Records for processing »
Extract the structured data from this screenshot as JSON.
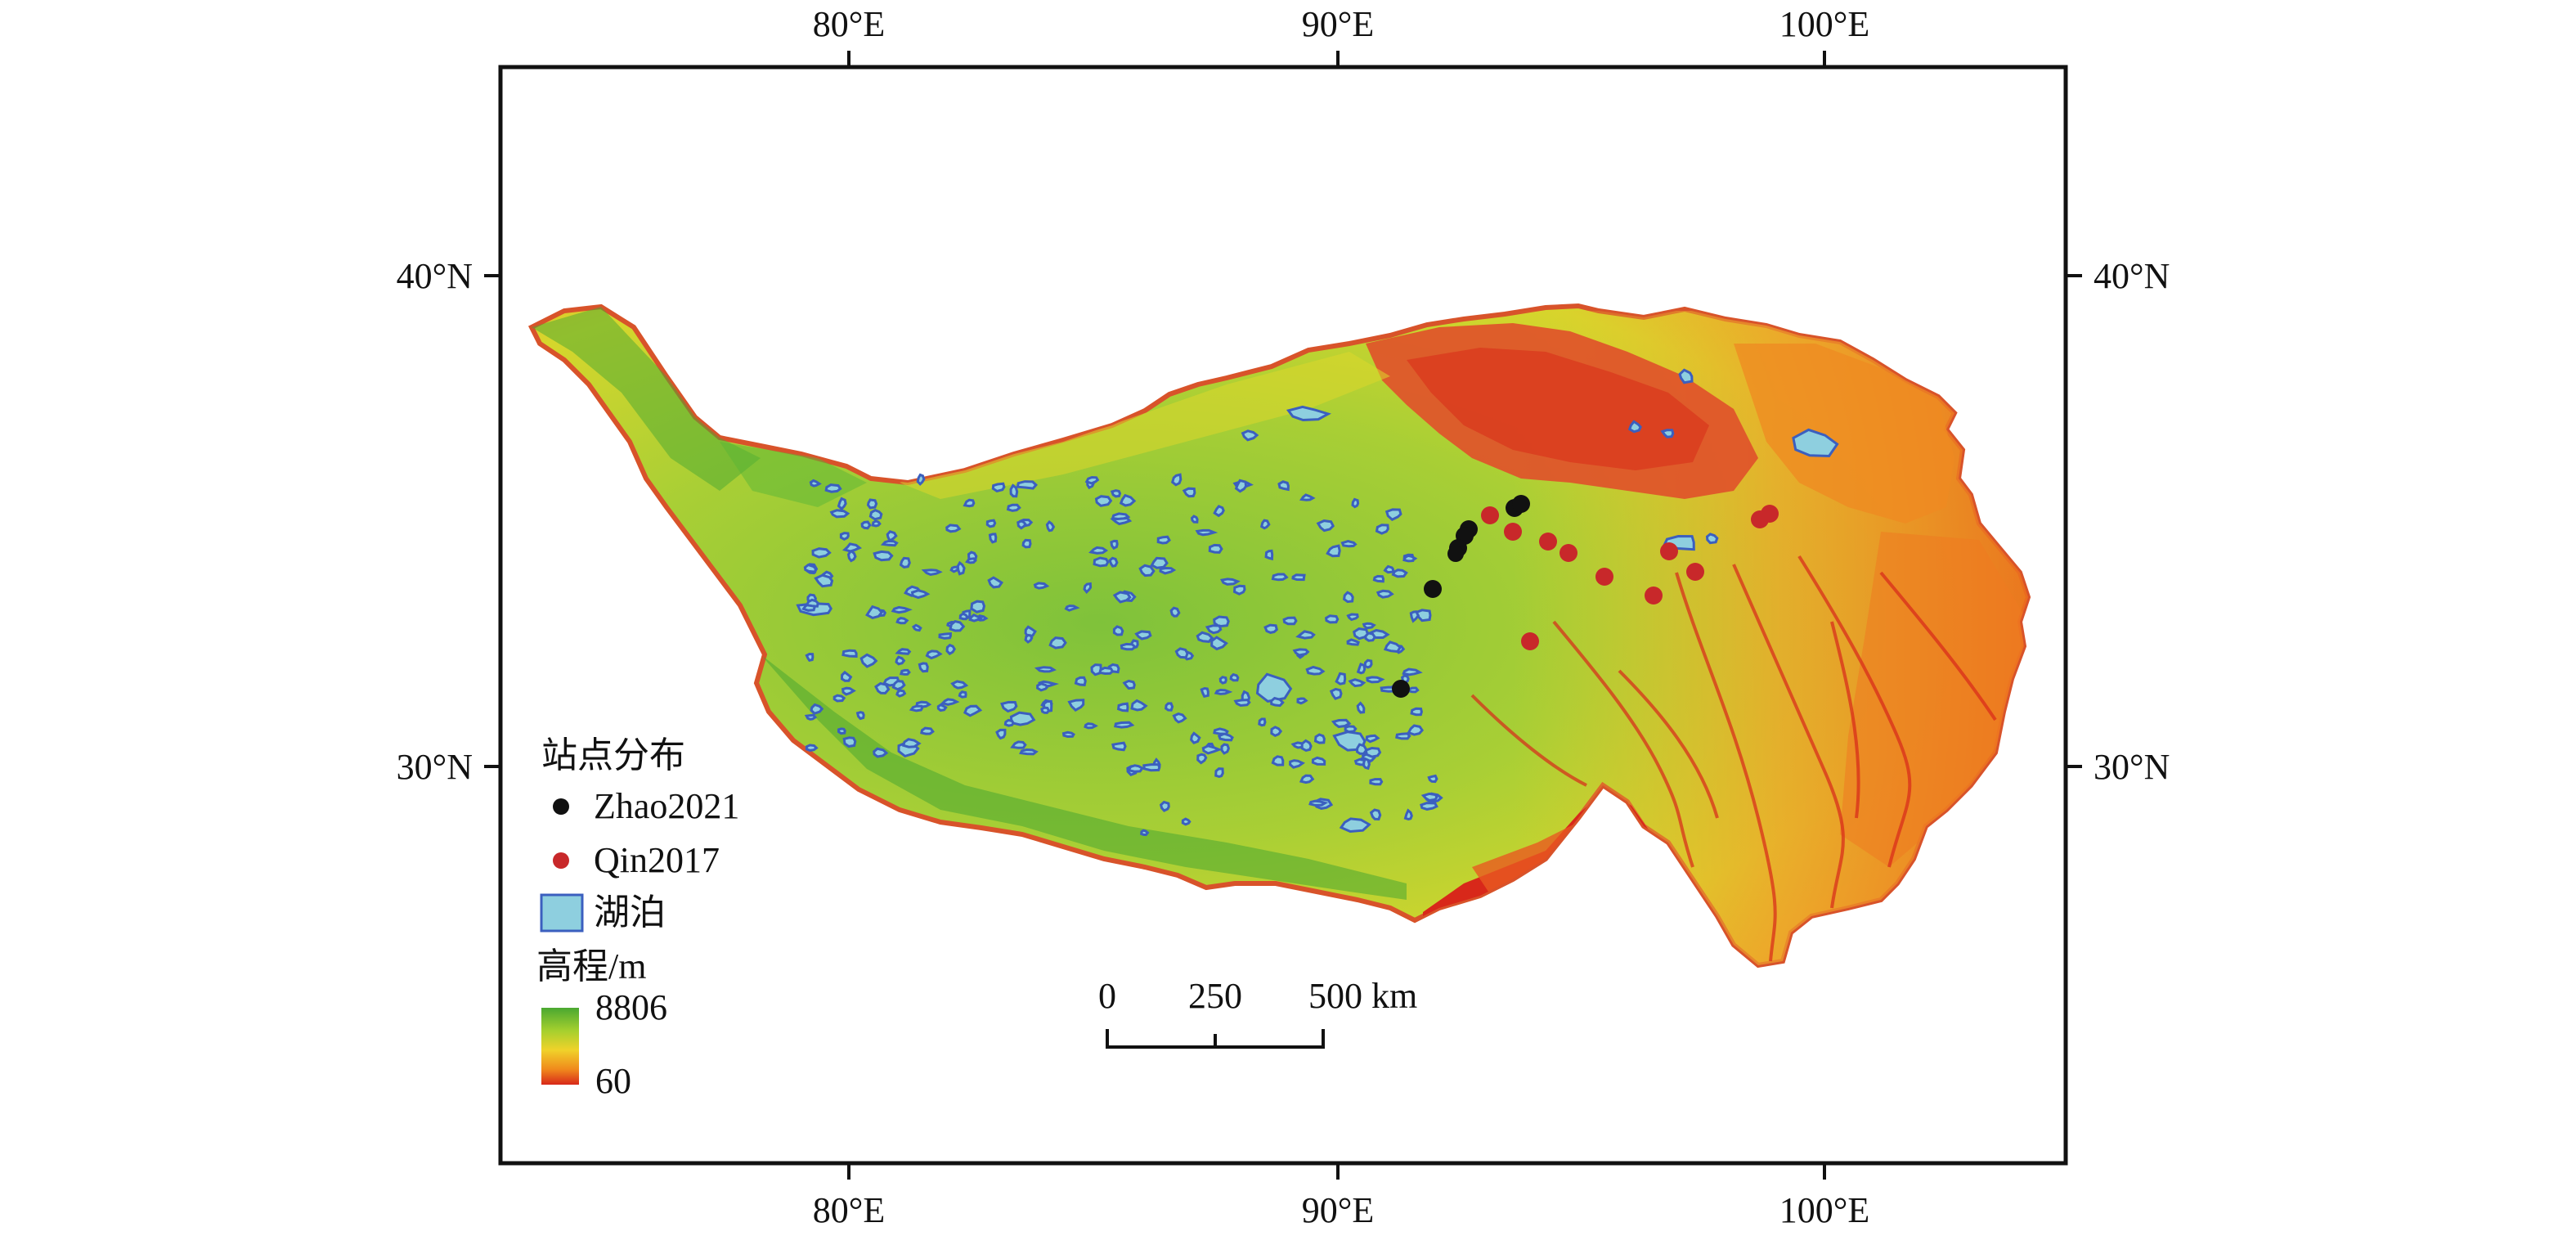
{
  "map": {
    "axes": {
      "top": [
        "80°E",
        "90°E",
        "100°E"
      ],
      "bottom": [
        "80°E",
        "90°E",
        "100°E"
      ],
      "left": [
        "40°N",
        "30°N"
      ],
      "right": [
        "40°N",
        "30°N"
      ]
    }
  },
  "legend": {
    "title": "站点分布",
    "items": [
      {
        "label": "Zhao2021",
        "color": "#111111",
        "icon": "black-dot"
      },
      {
        "label": "Qin2017",
        "color": "#c8282a",
        "icon": "red-dot"
      },
      {
        "label": "湖泊",
        "color": "#8ecfdf",
        "icon": "lake-swatch"
      }
    ],
    "elevation": {
      "title": "高程/m",
      "max": "8806",
      "min": "60",
      "colors": [
        "#4aa831",
        "#a6d02e",
        "#f0d22a",
        "#f08a1c",
        "#d8281a"
      ]
    }
  },
  "scale_bar": {
    "labels": [
      "0",
      "250",
      "500 km"
    ]
  },
  "colors": {
    "frame": "#111111",
    "plateau_low": "#8cc63c",
    "plateau_mid": "#c9d52f",
    "high_orange": "#f08a1c",
    "deep_red": "#d8281a",
    "lake_fill": "#8ecfdf",
    "lake_stroke": "#3b5fbf",
    "site_black": "#111111",
    "site_red": "#c8282a"
  }
}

To be done »
Look through the entries above and list every line containing "icon".

Task output »
        "icon": "black-dot"
        "icon": "red-dot"
        "icon": "lake-swatch"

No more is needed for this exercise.